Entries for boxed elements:
-.-.-

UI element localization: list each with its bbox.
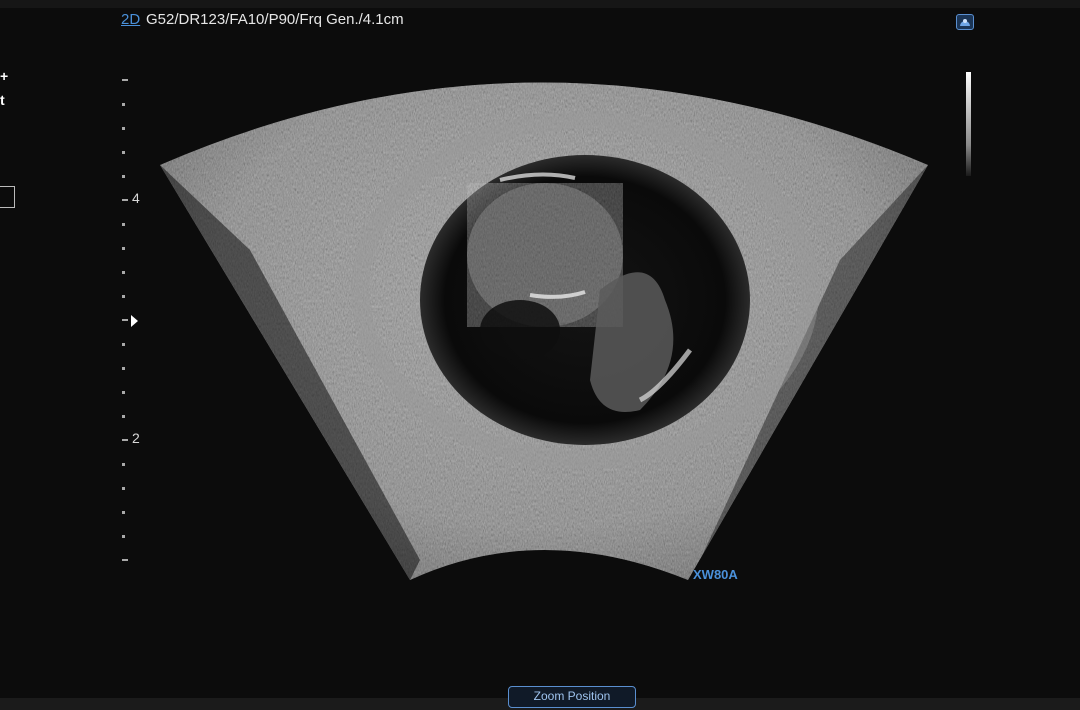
zoom-position-button[interactable]: Zoom Position <box>508 686 636 708</box>
probe-name-label: XW80A <box>693 567 738 582</box>
ultrasound-image[interactable] <box>0 0 1080 710</box>
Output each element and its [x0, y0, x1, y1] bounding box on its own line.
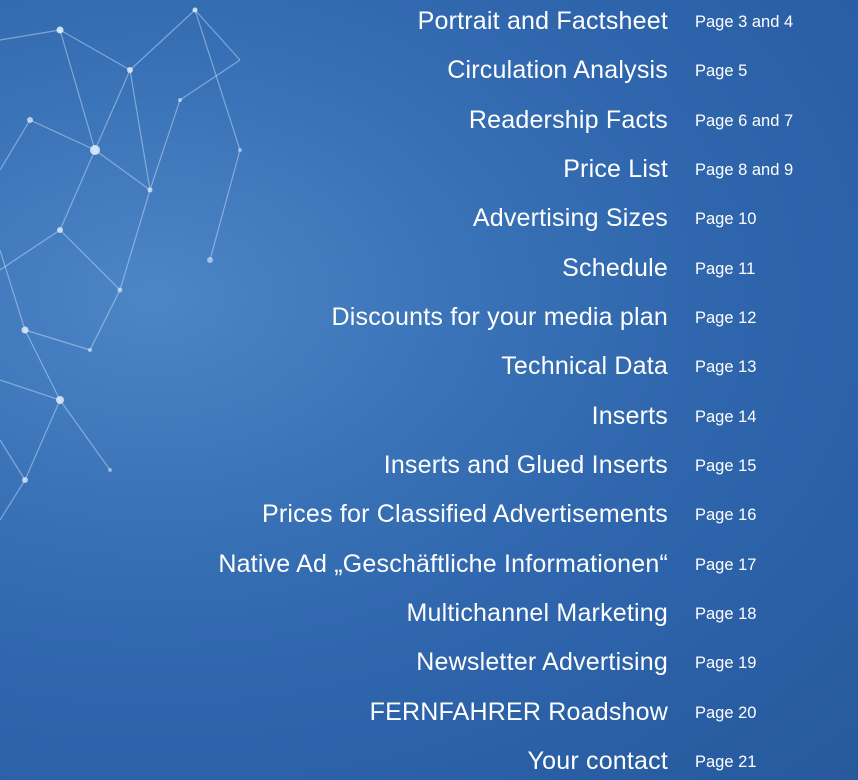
toc-item-schedule[interactable]: Schedule Page 11	[0, 249, 858, 283]
toc-item-title: Advertising Sizes	[472, 204, 668, 233]
toc-item-title: Price List	[563, 155, 668, 183]
toc-item-inserts-glued-inserts[interactable]: Inserts and Glued Inserts Page 15	[0, 446, 858, 480]
toc-item-title: Circulation Analysis	[447, 56, 668, 85]
toc-item-page: Page 11	[695, 259, 756, 278]
toc-item-price-list[interactable]: Price List Page 8 and 9	[0, 150, 858, 184]
toc-item-page: Page 12	[695, 309, 757, 327]
toc-item-title: Portrait and Factsheet	[417, 7, 668, 35]
toc-item-title: Multichannel Marketing	[406, 599, 668, 627]
toc-item-page: Page 8 and 9	[695, 161, 794, 179]
toc-item-page: Page 21	[695, 753, 757, 771]
toc-item-title: Newsletter Advertising	[416, 648, 668, 677]
toc-item-your-contact[interactable]: Your contact Page 21	[0, 742, 858, 776]
toc-item-title: Inserts	[591, 401, 668, 430]
toc-item-title: Native Ad „Geschäftliche Informationen“	[218, 549, 668, 578]
toc-item-page: Page 16	[695, 506, 757, 525]
toc-item-fernfahrer-roadshow[interactable]: FERNFAHRER Roadshow Page 20	[0, 693, 858, 727]
toc-item-discounts[interactable]: Discounts for your media plan Page 12	[0, 298, 858, 332]
toc-item-circulation-analysis[interactable]: Circulation Analysis Page 5	[0, 51, 858, 85]
toc-item-page: Page 18	[695, 605, 757, 623]
toc-item-page: Page 15	[695, 457, 757, 475]
toc-item-page: Page 14	[695, 407, 757, 426]
toc-item-title: Schedule	[562, 253, 668, 282]
toc-item-title: Discounts for your media plan	[331, 303, 668, 331]
toc-item-page: Page 20	[695, 703, 757, 722]
toc-item-page: Page 19	[695, 654, 757, 673]
toc-item-page: Page 17	[695, 555, 757, 574]
toc-item-multichannel-marketing[interactable]: Multichannel Marketing Page 18	[0, 594, 858, 628]
toc-item-title: Readership Facts	[468, 105, 668, 134]
toc-item-title: Technical Data	[501, 352, 668, 381]
toc-item-title: Your contact	[527, 747, 668, 775]
toc-item-native-ad[interactable]: Native Ad „Geschäftliche Informationen“ …	[0, 545, 858, 579]
toc-item-inserts[interactable]: Inserts Page 14	[0, 397, 858, 431]
toc-item-title: FERNFAHRER Roadshow	[369, 697, 668, 726]
toc-item-newsletter-advertising[interactable]: Newsletter Advertising Page 19	[0, 643, 858, 677]
toc-item-title: Inserts and Glued Inserts	[383, 451, 668, 479]
toc-item-readership-facts[interactable]: Readership Facts Page 6 and 7	[0, 101, 858, 135]
toc-item-page: Page 3 and 4	[695, 13, 794, 31]
toc-item-page: Page 6 and 7	[695, 111, 794, 130]
toc-item-technical-data[interactable]: Technical Data Page 13	[0, 347, 858, 381]
toc-item-page: Page 13	[695, 358, 757, 377]
toc-item-page: Page 5	[695, 62, 748, 81]
toc-item-title: Prices for Classified Advertisements	[262, 500, 668, 529]
toc-item-classified-prices[interactable]: Prices for Classified Advertisements Pag…	[0, 495, 858, 529]
toc-item-page: Page 10	[695, 210, 757, 229]
toc-item-advertising-sizes[interactable]: Advertising Sizes Page 10	[0, 199, 858, 233]
table-of-contents: Portrait and Factsheet Page 3 and 4 Circ…	[0, 0, 858, 780]
toc-item-portrait-factsheet[interactable]: Portrait and Factsheet Page 3 and 4	[0, 2, 858, 36]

-.-.-

Collect every line in the records that contains the string "contact" and list each of those lines in full.

### Full response
toc-item-your-contact[interactable]: Your contact Page 21	[0, 742, 858, 776]
toc-item-title: Your contact	[527, 747, 668, 775]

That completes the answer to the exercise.